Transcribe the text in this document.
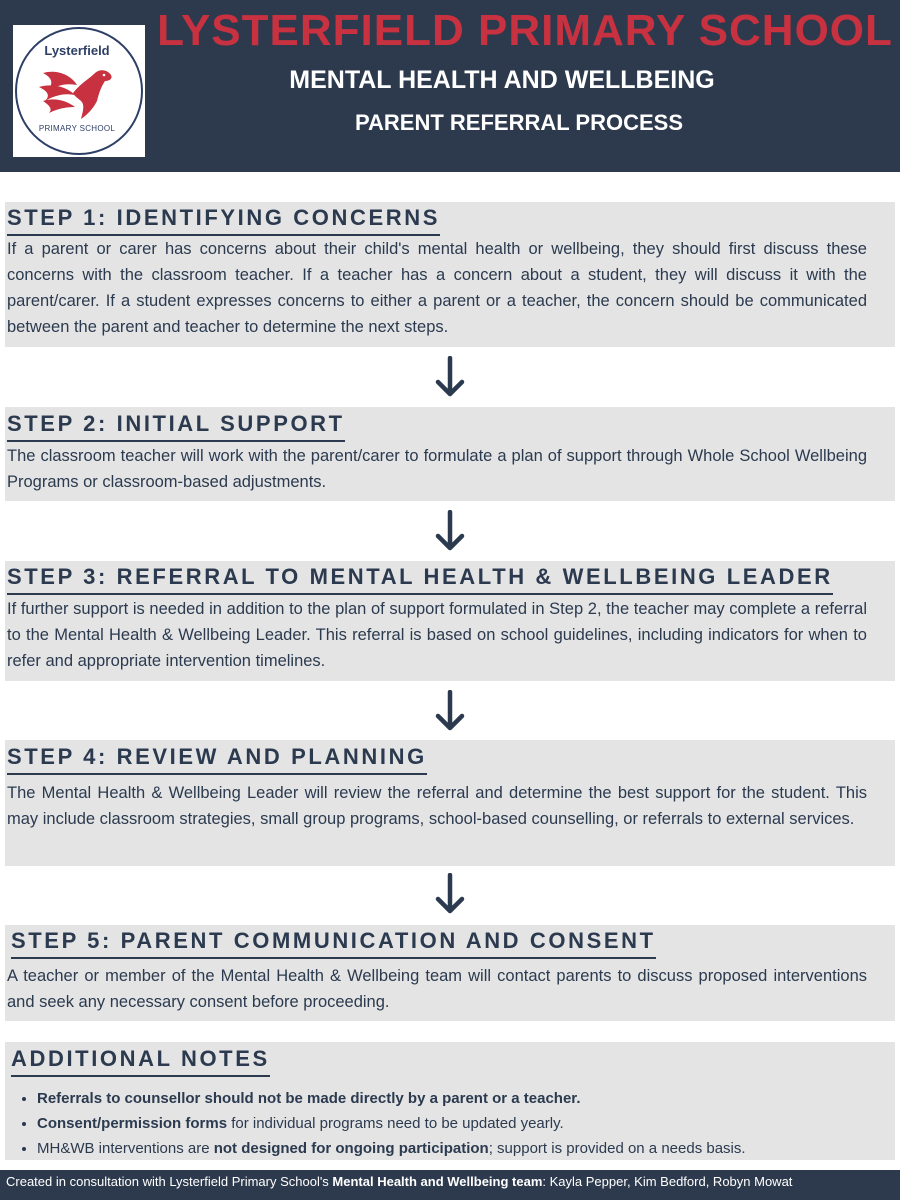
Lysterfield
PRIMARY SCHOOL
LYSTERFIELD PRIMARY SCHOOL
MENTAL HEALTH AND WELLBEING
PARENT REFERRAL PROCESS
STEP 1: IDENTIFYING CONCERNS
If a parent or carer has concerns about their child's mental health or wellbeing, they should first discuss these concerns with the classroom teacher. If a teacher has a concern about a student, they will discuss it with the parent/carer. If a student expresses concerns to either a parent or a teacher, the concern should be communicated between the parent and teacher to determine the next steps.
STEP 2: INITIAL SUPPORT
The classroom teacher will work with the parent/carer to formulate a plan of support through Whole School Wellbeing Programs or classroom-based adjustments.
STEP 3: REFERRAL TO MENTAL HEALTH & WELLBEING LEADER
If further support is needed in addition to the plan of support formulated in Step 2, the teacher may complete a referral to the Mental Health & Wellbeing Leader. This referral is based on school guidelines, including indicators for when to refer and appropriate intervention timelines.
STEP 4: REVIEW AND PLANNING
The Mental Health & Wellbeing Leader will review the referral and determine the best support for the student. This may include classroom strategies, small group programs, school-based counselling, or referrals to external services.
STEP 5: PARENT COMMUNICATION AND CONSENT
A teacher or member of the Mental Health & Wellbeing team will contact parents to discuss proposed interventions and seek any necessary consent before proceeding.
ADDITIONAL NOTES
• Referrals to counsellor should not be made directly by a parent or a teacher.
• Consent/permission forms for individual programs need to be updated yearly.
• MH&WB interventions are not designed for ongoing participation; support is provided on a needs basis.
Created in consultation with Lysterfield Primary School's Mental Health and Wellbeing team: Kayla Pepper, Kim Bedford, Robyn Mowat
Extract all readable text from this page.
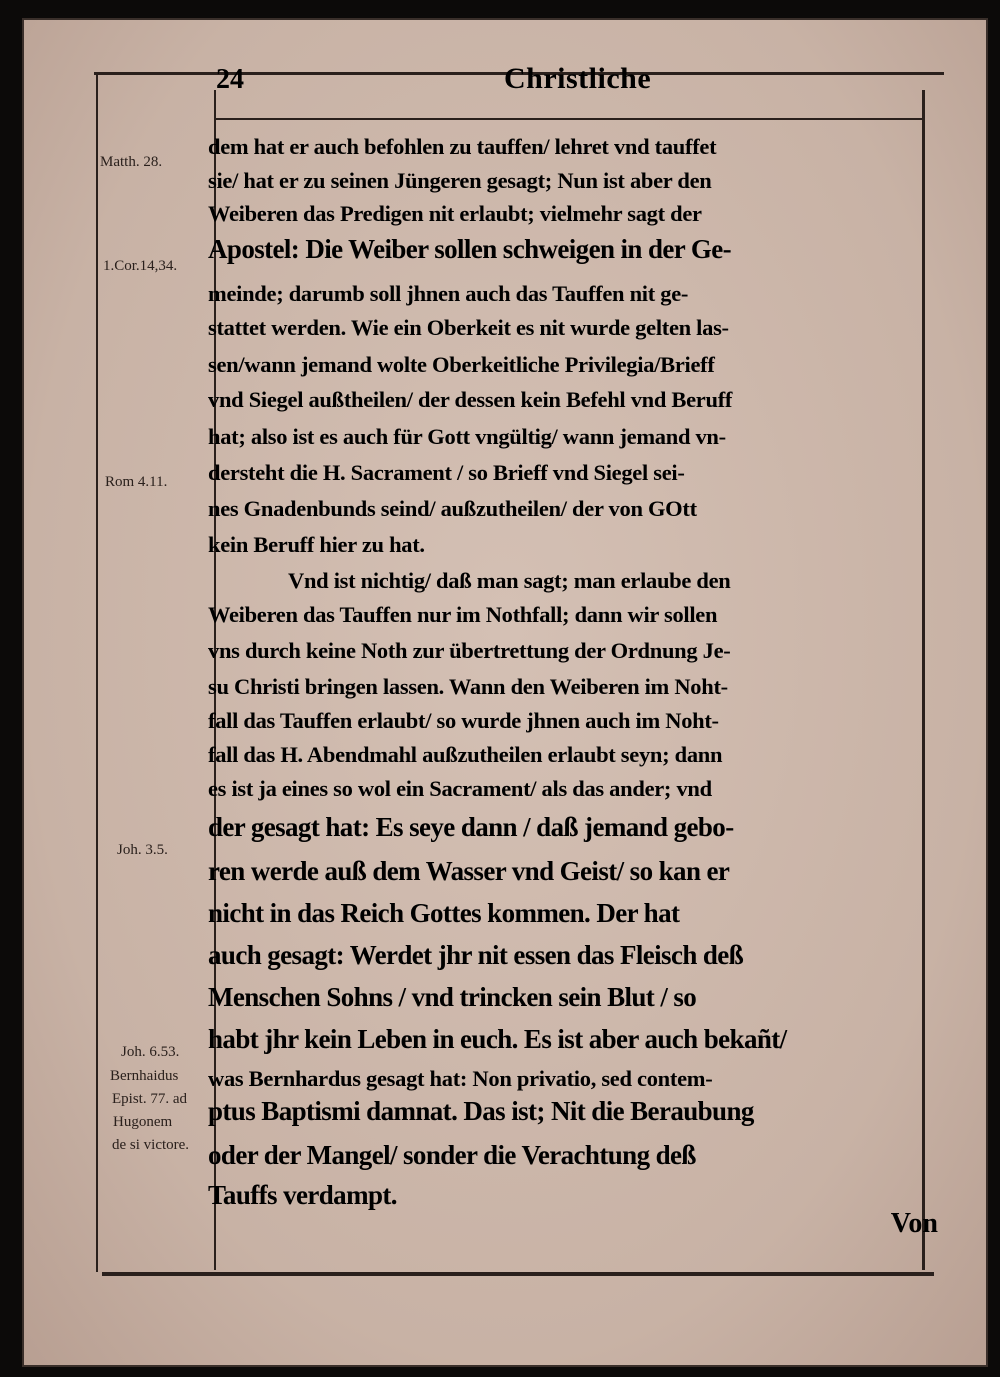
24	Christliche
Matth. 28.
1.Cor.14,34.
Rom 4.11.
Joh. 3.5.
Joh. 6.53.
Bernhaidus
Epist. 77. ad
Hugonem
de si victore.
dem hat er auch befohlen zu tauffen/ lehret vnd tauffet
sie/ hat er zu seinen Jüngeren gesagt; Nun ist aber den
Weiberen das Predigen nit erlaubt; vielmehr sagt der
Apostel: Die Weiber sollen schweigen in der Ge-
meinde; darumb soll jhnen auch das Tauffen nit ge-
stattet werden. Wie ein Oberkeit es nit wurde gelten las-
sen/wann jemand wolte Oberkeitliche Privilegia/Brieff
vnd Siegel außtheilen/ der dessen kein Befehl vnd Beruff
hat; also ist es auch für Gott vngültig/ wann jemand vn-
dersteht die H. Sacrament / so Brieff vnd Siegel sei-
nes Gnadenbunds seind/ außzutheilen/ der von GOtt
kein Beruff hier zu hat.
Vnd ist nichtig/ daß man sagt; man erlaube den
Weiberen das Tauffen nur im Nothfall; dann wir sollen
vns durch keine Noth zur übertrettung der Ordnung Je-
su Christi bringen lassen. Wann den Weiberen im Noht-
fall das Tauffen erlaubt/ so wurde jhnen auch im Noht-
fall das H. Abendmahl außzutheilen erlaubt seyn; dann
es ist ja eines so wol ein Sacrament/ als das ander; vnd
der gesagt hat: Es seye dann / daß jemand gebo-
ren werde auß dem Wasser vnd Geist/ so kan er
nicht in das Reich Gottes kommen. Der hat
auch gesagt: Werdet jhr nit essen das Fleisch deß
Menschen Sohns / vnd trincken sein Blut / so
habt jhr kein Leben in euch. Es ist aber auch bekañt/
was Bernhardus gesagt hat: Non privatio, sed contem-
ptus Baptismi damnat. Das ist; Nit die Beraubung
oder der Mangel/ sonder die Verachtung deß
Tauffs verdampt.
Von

# # # # #

* **What you have to do**: Tally up the lines in the records that contain the word "text" and give only the total.

* **Result for this task**: 2